◆ STATED EXERCISE: Locate the lines that hold the string "grammatika". Copy every such line.

─── RECORDS TO USE ───

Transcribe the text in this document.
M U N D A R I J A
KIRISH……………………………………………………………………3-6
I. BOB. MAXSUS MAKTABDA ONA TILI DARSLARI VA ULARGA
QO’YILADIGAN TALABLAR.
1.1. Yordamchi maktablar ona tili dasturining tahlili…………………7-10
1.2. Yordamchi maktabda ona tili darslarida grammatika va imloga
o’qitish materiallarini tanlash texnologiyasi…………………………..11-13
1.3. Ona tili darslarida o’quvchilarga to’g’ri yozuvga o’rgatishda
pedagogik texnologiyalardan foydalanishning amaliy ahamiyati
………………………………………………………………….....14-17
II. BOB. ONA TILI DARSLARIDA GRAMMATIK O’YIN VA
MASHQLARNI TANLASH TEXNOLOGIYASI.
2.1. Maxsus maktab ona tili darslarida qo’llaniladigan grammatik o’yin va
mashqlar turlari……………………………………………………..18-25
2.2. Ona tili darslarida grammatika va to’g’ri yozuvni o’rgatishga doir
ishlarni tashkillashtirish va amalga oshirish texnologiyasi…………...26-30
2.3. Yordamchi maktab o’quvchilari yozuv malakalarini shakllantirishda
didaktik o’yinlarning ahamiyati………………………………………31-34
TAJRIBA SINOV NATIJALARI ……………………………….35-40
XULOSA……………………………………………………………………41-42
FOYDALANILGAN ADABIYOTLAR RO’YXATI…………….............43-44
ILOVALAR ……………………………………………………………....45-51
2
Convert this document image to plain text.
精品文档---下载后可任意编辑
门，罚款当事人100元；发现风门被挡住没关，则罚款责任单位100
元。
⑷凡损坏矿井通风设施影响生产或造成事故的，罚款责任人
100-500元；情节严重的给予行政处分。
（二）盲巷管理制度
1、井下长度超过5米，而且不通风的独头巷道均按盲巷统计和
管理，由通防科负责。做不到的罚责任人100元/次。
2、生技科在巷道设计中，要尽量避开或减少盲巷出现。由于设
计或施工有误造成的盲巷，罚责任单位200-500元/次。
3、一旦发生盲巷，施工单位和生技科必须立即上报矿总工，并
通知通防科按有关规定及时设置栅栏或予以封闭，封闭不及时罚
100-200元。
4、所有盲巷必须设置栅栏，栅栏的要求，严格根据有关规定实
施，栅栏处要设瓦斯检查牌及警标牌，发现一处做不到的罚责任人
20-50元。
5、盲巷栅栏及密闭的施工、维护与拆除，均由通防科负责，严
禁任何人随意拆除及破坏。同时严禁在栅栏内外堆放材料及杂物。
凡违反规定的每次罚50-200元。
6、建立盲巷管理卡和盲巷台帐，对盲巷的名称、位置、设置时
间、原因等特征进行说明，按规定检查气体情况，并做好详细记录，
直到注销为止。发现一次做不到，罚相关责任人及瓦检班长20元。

───

◆ ANSWER TO THE PROBLEM:
1.2. Yordamchi maktabda ona tili darslarida grammatika va imloga
2.2. Ona tili darslarida grammatika va to’g’ri yozuvni o’rgatishga doir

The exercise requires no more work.